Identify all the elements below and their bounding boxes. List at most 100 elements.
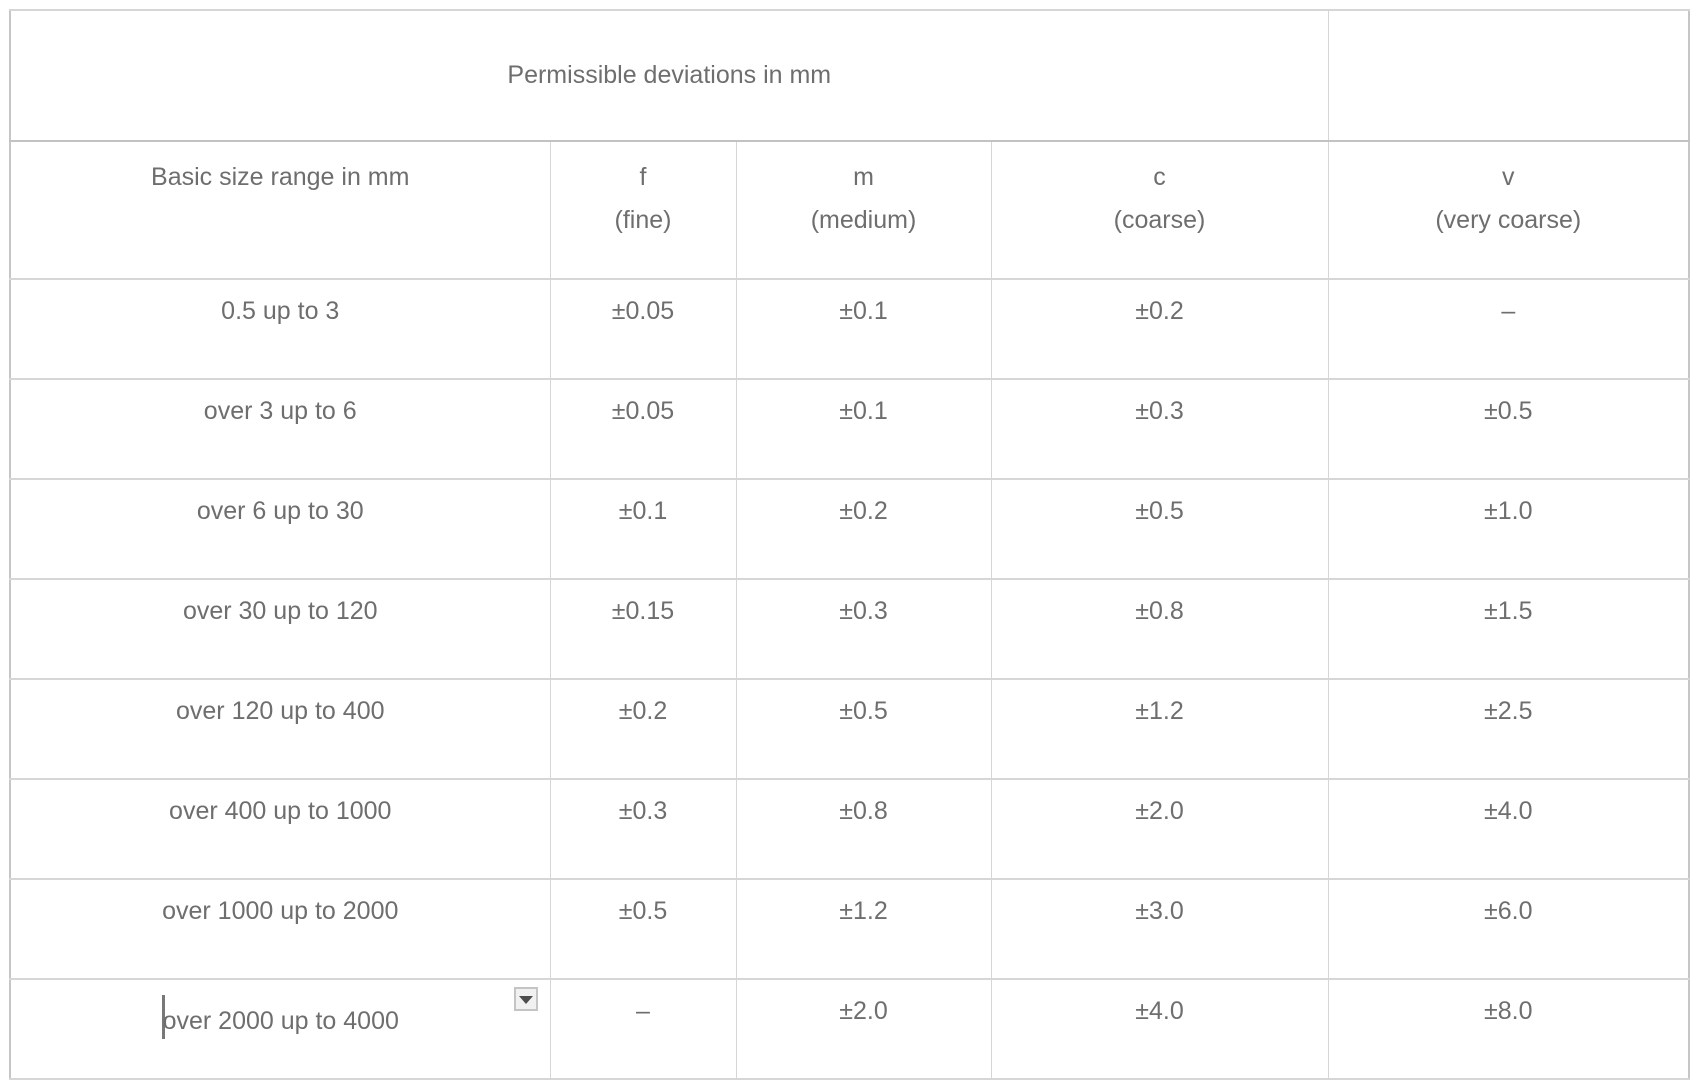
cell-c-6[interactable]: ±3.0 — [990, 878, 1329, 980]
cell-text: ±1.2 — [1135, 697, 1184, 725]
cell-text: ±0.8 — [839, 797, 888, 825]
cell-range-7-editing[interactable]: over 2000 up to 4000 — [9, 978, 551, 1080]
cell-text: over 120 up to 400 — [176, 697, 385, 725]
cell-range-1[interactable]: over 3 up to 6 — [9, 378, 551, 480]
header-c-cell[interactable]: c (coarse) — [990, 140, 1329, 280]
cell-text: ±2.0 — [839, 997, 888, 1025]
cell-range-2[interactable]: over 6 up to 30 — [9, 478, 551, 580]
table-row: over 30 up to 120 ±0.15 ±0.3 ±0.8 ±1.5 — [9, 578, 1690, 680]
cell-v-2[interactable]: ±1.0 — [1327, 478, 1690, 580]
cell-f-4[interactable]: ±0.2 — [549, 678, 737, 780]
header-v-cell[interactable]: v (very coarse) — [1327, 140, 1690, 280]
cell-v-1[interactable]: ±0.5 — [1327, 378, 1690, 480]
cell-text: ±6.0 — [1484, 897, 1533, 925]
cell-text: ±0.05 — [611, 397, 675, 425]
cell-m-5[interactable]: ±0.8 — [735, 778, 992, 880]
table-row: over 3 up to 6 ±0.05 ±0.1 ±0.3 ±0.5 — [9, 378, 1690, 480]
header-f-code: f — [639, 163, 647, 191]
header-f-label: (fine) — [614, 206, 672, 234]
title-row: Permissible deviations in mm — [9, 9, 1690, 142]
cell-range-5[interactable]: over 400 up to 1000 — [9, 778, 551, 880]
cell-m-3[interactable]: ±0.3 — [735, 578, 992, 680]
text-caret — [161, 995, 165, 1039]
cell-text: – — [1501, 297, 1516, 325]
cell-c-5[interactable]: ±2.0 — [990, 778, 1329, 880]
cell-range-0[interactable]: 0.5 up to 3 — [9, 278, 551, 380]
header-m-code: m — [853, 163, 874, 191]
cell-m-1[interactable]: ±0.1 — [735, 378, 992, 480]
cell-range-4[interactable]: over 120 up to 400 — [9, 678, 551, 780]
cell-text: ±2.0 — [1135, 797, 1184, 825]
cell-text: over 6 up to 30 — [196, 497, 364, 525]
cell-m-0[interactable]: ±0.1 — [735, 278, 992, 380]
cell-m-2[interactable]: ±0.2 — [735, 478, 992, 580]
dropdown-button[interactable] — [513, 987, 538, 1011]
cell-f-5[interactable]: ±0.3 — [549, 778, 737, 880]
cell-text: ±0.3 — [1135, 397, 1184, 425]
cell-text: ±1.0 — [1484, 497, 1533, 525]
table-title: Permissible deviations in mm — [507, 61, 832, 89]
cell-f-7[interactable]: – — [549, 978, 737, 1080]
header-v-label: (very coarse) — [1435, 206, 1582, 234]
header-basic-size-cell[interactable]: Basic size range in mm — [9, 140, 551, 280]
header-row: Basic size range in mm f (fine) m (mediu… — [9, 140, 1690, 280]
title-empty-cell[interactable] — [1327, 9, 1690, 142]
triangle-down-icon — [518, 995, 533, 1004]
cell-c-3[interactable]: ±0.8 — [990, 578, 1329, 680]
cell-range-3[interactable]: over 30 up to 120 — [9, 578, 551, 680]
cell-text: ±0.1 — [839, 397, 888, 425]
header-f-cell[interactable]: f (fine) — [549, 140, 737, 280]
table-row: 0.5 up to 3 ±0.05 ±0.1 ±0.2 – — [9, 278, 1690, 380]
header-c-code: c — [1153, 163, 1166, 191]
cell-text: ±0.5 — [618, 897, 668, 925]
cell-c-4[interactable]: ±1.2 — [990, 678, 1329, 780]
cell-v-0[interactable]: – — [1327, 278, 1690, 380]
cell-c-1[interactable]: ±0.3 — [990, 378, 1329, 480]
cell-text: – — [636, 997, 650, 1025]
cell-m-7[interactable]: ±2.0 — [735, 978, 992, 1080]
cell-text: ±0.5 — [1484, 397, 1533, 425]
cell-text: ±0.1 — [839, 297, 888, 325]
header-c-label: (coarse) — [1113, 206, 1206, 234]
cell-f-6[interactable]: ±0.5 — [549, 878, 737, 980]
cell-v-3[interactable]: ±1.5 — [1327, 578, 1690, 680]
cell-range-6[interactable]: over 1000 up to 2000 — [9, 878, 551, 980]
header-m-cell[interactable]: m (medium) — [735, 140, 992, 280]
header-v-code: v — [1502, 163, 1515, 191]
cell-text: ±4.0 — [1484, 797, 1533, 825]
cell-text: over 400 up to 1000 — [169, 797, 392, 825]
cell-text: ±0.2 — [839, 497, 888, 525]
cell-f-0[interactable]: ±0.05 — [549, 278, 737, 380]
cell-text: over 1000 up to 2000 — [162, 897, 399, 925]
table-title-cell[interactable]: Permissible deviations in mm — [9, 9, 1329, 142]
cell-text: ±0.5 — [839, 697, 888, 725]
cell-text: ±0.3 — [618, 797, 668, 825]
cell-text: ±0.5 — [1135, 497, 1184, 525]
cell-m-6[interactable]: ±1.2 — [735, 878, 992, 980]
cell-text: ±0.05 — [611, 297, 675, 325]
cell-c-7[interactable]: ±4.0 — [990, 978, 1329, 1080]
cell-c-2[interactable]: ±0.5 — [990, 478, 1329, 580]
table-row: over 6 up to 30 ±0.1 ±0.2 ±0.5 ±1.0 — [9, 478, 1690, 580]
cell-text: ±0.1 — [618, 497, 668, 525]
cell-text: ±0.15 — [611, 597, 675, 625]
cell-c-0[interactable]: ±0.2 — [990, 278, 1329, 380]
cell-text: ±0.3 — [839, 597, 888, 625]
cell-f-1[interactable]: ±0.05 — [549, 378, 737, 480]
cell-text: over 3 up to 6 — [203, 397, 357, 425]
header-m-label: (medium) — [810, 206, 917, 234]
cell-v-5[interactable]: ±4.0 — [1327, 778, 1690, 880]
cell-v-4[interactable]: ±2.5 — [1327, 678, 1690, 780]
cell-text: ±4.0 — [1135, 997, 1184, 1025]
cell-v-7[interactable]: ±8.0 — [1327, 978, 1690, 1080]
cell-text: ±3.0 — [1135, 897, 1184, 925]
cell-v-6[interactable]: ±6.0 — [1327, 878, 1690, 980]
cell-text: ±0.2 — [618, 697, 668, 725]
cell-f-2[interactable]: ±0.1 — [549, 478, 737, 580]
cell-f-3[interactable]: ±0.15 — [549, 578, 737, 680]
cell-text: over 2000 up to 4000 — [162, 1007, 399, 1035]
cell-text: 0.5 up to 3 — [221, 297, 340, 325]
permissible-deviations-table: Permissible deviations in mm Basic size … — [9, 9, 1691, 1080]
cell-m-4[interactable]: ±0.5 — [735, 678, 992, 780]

***

EXERCISE GOAL: Reproduce the whole listing above line for line, leaving out the picture.

WRITTEN REPLY:
Identify all the elements below and their bounding boxes. List at most 100 elements.
cell-c-6[interactable]: ±3.0 — [990, 878, 1329, 980]
cell-text: ±1.2 — [1135, 697, 1184, 725]
cell-text: ±0.8 — [839, 797, 888, 825]
cell-range-7-editing[interactable]: over 2000 up to 4000 — [9, 978, 551, 1080]
cell-text: over 120 up to 400 — [176, 697, 385, 725]
cell-range-1[interactable]: over 3 up to 6 — [9, 378, 551, 480]
header-c-cell[interactable]: c (coarse) — [990, 140, 1329, 280]
cell-text: ±2.0 — [839, 997, 888, 1025]
cell-range-2[interactable]: over 6 up to 30 — [9, 478, 551, 580]
table-row: over 30 up to 120 ±0.15 ±0.3 ±0.8 ±1.5 — [9, 578, 1690, 680]
cell-v-2[interactable]: ±1.0 — [1327, 478, 1690, 580]
cell-f-4[interactable]: ±0.2 — [549, 678, 737, 780]
header-v-cell[interactable]: v (very coarse) — [1327, 140, 1690, 280]
cell-v-1[interactable]: ±0.5 — [1327, 378, 1690, 480]
cell-text: ±6.0 — [1484, 897, 1533, 925]
cell-text: ±0.05 — [611, 397, 675, 425]
cell-m-5[interactable]: ±0.8 — [735, 778, 992, 880]
table-row: over 3 up to 6 ±0.05 ±0.1 ±0.3 ±0.5 — [9, 378, 1690, 480]
header-f-code: f — [639, 163, 647, 191]
header-f-label: (fine) — [614, 206, 672, 234]
title-row: Permissible deviations in mm — [9, 9, 1690, 142]
cell-range-5[interactable]: over 400 up to 1000 — [9, 778, 551, 880]
cell-m-3[interactable]: ±0.3 — [735, 578, 992, 680]
text-caret — [161, 995, 165, 1039]
cell-text: – — [1501, 297, 1516, 325]
cell-c-5[interactable]: ±2.0 — [990, 778, 1329, 880]
cell-range-0[interactable]: 0.5 up to 3 — [9, 278, 551, 380]
header-m-code: m — [853, 163, 874, 191]
cell-m-1[interactable]: ±0.1 — [735, 378, 992, 480]
cell-range-4[interactable]: over 120 up to 400 — [9, 678, 551, 780]
cell-text: ±2.0 — [1135, 797, 1184, 825]
cell-text: over 6 up to 30 — [196, 497, 364, 525]
cell-m-0[interactable]: ±0.1 — [735, 278, 992, 380]
cell-m-2[interactable]: ±0.2 — [735, 478, 992, 580]
dropdown-button[interactable] — [513, 987, 538, 1011]
cell-f-5[interactable]: ±0.3 — [549, 778, 737, 880]
cell-text: ±0.3 — [1135, 397, 1184, 425]
cell-text: ±1.0 — [1484, 497, 1533, 525]
table-title: Permissible deviations in mm — [507, 61, 832, 89]
cell-f-7[interactable]: – — [549, 978, 737, 1080]
header-v-label: (very coarse) — [1435, 206, 1582, 234]
header-basic-size-cell[interactable]: Basic size range in mm — [9, 140, 551, 280]
header-row: Basic size range in mm f (fine) m (mediu… — [9, 140, 1690, 280]
title-empty-cell[interactable] — [1327, 9, 1690, 142]
triangle-down-icon — [518, 995, 533, 1004]
cell-c-3[interactable]: ±0.8 — [990, 578, 1329, 680]
cell-range-3[interactable]: over 30 up to 120 — [9, 578, 551, 680]
cell-text: ±0.1 — [839, 397, 888, 425]
header-f-cell[interactable]: f (fine) — [549, 140, 737, 280]
table-row: 0.5 up to 3 ±0.05 ±0.1 ±0.2 – — [9, 278, 1690, 380]
header-c-code: c — [1153, 163, 1166, 191]
cell-text: ±0.5 — [618, 897, 668, 925]
cell-c-4[interactable]: ±1.2 — [990, 678, 1329, 780]
cell-v-0[interactable]: – — [1327, 278, 1690, 380]
cell-c-1[interactable]: ±0.3 — [990, 378, 1329, 480]
cell-text: – — [636, 997, 650, 1025]
cell-m-7[interactable]: ±2.0 — [735, 978, 992, 1080]
cell-text: ±0.5 — [1484, 397, 1533, 425]
cell-text: ±0.1 — [839, 297, 888, 325]
header-c-label: (coarse) — [1113, 206, 1206, 234]
cell-f-6[interactable]: ±0.5 — [549, 878, 737, 980]
cell-v-3[interactable]: ±1.5 — [1327, 578, 1690, 680]
cell-range-6[interactable]: over 1000 up to 2000 — [9, 878, 551, 980]
header-m-cell[interactable]: m (medium) — [735, 140, 992, 280]
header-v-code: v — [1502, 163, 1515, 191]
cell-text: ±4.0 — [1484, 797, 1533, 825]
cell-text: over 400 up to 1000 — [169, 797, 392, 825]
cell-text: ±0.2 — [839, 497, 888, 525]
cell-f-0[interactable]: ±0.05 — [549, 278, 737, 380]
cell-text: over 1000 up to 2000 — [162, 897, 399, 925]
table-title-cell[interactable]: Permissible deviations in mm — [9, 9, 1329, 142]
cell-text: ±0.5 — [839, 697, 888, 725]
cell-text: ±0.3 — [618, 797, 668, 825]
cell-text: ±0.5 — [1135, 497, 1184, 525]
cell-m-6[interactable]: ±1.2 — [735, 878, 992, 980]
cell-text: ±0.05 — [611, 297, 675, 325]
cell-c-7[interactable]: ±4.0 — [990, 978, 1329, 1080]
cell-c-2[interactable]: ±0.5 — [990, 478, 1329, 580]
table-row: over 6 up to 30 ±0.1 ±0.2 ±0.5 ±1.0 — [9, 478, 1690, 580]
cell-text: ±0.1 — [618, 497, 668, 525]
cell-text: ±0.15 — [611, 597, 675, 625]
cell-c-0[interactable]: ±0.2 — [990, 278, 1329, 380]
cell-text: ±0.3 — [839, 597, 888, 625]
cell-f-1[interactable]: ±0.05 — [549, 378, 737, 480]
cell-text: over 3 up to 6 — [203, 397, 357, 425]
header-m-label: (medium) — [810, 206, 917, 234]
cell-v-5[interactable]: ±4.0 — [1327, 778, 1690, 880]
cell-v-4[interactable]: ±2.5 — [1327, 678, 1690, 780]
cell-text: ±4.0 — [1135, 997, 1184, 1025]
cell-v-7[interactable]: ±8.0 — [1327, 978, 1690, 1080]
cell-text: ±3.0 — [1135, 897, 1184, 925]
cell-v-6[interactable]: ±6.0 — [1327, 878, 1690, 980]
cell-text: ±0.2 — [618, 697, 668, 725]
cell-f-2[interactable]: ±0.1 — [549, 478, 737, 580]
cell-f-3[interactable]: ±0.15 — [549, 578, 737, 680]
cell-text: over 2000 up to 4000 — [162, 1007, 399, 1035]
cell-text: 0.5 up to 3 — [221, 297, 340, 325]
permissible-deviations-table: Permissible deviations in mm Basic size … — [9, 9, 1691, 1080]
cell-m-4[interactable]: ±0.5 — [735, 678, 992, 780]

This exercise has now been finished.